-- START OF Extracted information --

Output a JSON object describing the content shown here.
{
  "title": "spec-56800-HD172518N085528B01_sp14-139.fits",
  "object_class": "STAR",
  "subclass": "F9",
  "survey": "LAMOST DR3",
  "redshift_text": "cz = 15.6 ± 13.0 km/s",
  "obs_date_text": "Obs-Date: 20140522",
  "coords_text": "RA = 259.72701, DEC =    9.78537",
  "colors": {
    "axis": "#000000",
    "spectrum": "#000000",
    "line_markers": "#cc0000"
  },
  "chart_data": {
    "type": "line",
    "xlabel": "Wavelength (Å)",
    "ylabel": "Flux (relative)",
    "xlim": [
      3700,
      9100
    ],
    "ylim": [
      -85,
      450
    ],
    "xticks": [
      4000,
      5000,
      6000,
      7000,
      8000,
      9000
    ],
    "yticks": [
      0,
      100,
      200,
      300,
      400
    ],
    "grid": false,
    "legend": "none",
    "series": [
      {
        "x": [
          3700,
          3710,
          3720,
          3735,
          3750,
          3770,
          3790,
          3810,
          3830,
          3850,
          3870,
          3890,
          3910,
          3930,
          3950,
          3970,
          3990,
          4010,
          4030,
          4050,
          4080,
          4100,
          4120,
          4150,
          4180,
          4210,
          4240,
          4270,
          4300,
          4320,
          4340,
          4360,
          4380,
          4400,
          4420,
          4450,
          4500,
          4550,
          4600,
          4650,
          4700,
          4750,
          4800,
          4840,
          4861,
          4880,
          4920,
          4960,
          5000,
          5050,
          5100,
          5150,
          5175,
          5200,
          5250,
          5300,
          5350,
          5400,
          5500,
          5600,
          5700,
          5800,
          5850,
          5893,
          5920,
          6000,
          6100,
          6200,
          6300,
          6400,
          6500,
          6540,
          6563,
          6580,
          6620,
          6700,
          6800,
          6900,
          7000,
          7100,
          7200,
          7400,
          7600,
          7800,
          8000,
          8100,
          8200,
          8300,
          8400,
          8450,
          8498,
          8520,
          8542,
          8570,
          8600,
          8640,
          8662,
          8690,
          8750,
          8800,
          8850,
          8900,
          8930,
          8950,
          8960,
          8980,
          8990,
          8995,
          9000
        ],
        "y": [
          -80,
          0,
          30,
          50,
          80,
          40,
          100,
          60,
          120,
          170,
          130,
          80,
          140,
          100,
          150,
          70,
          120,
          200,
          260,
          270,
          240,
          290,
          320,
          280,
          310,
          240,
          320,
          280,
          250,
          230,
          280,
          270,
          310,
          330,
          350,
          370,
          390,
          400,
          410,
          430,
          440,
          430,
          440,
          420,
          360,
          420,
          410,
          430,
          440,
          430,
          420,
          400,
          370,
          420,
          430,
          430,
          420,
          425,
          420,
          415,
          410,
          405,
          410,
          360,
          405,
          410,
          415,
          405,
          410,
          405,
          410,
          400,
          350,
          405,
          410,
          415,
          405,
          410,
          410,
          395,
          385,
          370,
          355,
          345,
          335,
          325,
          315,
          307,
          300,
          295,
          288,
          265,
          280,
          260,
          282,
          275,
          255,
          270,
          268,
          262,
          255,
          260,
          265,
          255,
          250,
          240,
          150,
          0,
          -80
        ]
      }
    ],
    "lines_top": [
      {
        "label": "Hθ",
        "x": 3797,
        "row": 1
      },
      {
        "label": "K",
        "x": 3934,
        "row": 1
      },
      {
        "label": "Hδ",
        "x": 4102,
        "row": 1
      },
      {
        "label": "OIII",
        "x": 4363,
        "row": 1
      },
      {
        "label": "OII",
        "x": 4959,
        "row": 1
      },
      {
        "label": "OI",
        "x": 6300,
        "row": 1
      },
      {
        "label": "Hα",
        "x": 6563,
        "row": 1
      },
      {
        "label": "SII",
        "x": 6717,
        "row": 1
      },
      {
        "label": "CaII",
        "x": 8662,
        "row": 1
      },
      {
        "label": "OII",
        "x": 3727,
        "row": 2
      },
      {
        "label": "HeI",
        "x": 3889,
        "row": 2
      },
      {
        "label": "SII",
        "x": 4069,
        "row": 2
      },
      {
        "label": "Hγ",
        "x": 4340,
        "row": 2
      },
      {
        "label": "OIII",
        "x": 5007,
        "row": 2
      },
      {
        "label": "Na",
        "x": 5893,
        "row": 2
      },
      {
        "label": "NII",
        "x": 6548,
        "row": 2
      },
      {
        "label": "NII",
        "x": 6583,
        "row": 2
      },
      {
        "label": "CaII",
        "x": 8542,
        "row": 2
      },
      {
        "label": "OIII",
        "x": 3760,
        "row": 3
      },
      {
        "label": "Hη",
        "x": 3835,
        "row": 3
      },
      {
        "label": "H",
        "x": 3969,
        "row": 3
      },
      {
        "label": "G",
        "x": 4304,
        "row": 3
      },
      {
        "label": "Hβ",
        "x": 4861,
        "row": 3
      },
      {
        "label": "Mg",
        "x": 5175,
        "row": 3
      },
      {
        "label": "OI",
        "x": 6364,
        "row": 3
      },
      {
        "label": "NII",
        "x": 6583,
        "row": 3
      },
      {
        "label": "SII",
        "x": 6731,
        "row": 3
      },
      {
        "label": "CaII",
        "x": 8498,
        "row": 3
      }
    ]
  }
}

-- END OF Extracted information --

▸ Task details: Reproduce each entry exactly, leaving out nothing.

▸ Answer below:
Output a JSON object describing the content shown here.
{
  "title": "spec-56800-HD172518N085528B01_sp14-139.fits",
  "object_class": "STAR",
  "subclass": "F9",
  "survey": "LAMOST DR3",
  "redshift_text": "cz = 15.6 ± 13.0 km/s",
  "obs_date_text": "Obs-Date: 20140522",
  "coords_text": "RA = 259.72701, DEC =    9.78537",
  "colors": {
    "axis": "#000000",
    "spectrum": "#000000",
    "line_markers": "#cc0000"
  },
  "chart_data": {
    "type": "line",
    "xlabel": "Wavelength (Å)",
    "ylabel": "Flux (relative)",
    "xlim": [
      3700,
      9100
    ],
    "ylim": [
      -85,
      450
    ],
    "xticks": [
      4000,
      5000,
      6000,
      7000,
      8000,
      9000
    ],
    "yticks": [
      0,
      100,
      200,
      300,
      400
    ],
    "grid": false,
    "legend": "none",
    "series": [
      {
        "x": [
          3700,
          3710,
          3720,
          3735,
          3750,
          3770,
          3790,
          3810,
          3830,
          3850,
          3870,
          3890,
          3910,
          3930,
          3950,
          3970,
          3990,
          4010,
          4030,
          4050,
          4080,
          4100,
          4120,
          4150,
          4180,
          4210,
          4240,
          4270,
          4300,
          4320,
          4340,
          4360,
          4380,
          4400,
          4420,
          4450,
          4500,
          4550,
          4600,
          4650,
          4700,
          4750,
          4800,
          4840,
          4861,
          4880,
          4920,
          4960,
          5000,
          5050,
          5100,
          5150,
          5175,
          5200,
          5250,
          5300,
          5350,
          5400,
          5500,
          5600,
          5700,
          5800,
          5850,
          5893,
          5920,
          6000,
          6100,
          6200,
          6300,
          6400,
          6500,
          6540,
          6563,
          6580,
          6620,
          6700,
          6800,
          6900,
          7000,
          7100,
          7200,
          7400,
          7600,
          7800,
          8000,
          8100,
          8200,
          8300,
          8400,
          8450,
          8498,
          8520,
          8542,
          8570,
          8600,
          8640,
          8662,
          8690,
          8750,
          8800,
          8850,
          8900,
          8930,
          8950,
          8960,
          8980,
          8990,
          8995,
          9000
        ],
        "y": [
          -80,
          0,
          30,
          50,
          80,
          40,
          100,
          60,
          120,
          170,
          130,
          80,
          140,
          100,
          150,
          70,
          120,
          200,
          260,
          270,
          240,
          290,
          320,
          280,
          310,
          240,
          320,
          280,
          250,
          230,
          280,
          270,
          310,
          330,
          350,
          370,
          390,
          400,
          410,
          430,
          440,
          430,
          440,
          420,
          360,
          420,
          410,
          430,
          440,
          430,
          420,
          400,
          370,
          420,
          430,
          430,
          420,
          425,
          420,
          415,
          410,
          405,
          410,
          360,
          405,
          410,
          415,
          405,
          410,
          405,
          410,
          400,
          350,
          405,
          410,
          415,
          405,
          410,
          410,
          395,
          385,
          370,
          355,
          345,
          335,
          325,
          315,
          307,
          300,
          295,
          288,
          265,
          280,
          260,
          282,
          275,
          255,
          270,
          268,
          262,
          255,
          260,
          265,
          255,
          250,
          240,
          150,
          0,
          -80
        ]
      }
    ],
    "lines_top": [
      {
        "label": "Hθ",
        "x": 3797,
        "row": 1
      },
      {
        "label": "K",
        "x": 3934,
        "row": 1
      },
      {
        "label": "Hδ",
        "x": 4102,
        "row": 1
      },
      {
        "label": "OIII",
        "x": 4363,
        "row": 1
      },
      {
        "label": "OII",
        "x": 4959,
        "row": 1
      },
      {
        "label": "OI",
        "x": 6300,
        "row": 1
      },
      {
        "label": "Hα",
        "x": 6563,
        "row": 1
      },
      {
        "label": "SII",
        "x": 6717,
        "row": 1
      },
      {
        "label": "CaII",
        "x": 8662,
        "row": 1
      },
      {
        "label": "OII",
        "x": 3727,
        "row": 2
      },
      {
        "label": "HeI",
        "x": 3889,
        "row": 2
      },
      {
        "label": "SII",
        "x": 4069,
        "row": 2
      },
      {
        "label": "Hγ",
        "x": 4340,
        "row": 2
      },
      {
        "label": "OIII",
        "x": 5007,
        "row": 2
      },
      {
        "label": "Na",
        "x": 5893,
        "row": 2
      },
      {
        "label": "NII",
        "x": 6548,
        "row": 2
      },
      {
        "label": "NII",
        "x": 6583,
        "row": 2
      },
      {
        "label": "CaII",
        "x": 8542,
        "row": 2
      },
      {
        "label": "OIII",
        "x": 3760,
        "row": 3
      },
      {
        "label": "Hη",
        "x": 3835,
        "row": 3
      },
      {
        "label": "H",
        "x": 3969,
        "row": 3
      },
      {
        "label": "G",
        "x": 4304,
        "row": 3
      },
      {
        "label": "Hβ",
        "x": 4861,
        "row": 3
      },
      {
        "label": "Mg",
        "x": 5175,
        "row": 3
      },
      {
        "label": "OI",
        "x": 6364,
        "row": 3
      },
      {
        "label": "NII",
        "x": 6583,
        "row": 3
      },
      {
        "label": "SII",
        "x": 6731,
        "row": 3
      },
      {
        "label": "CaII",
        "x": 8498,
        "row": 3
      }
    ]
  }
}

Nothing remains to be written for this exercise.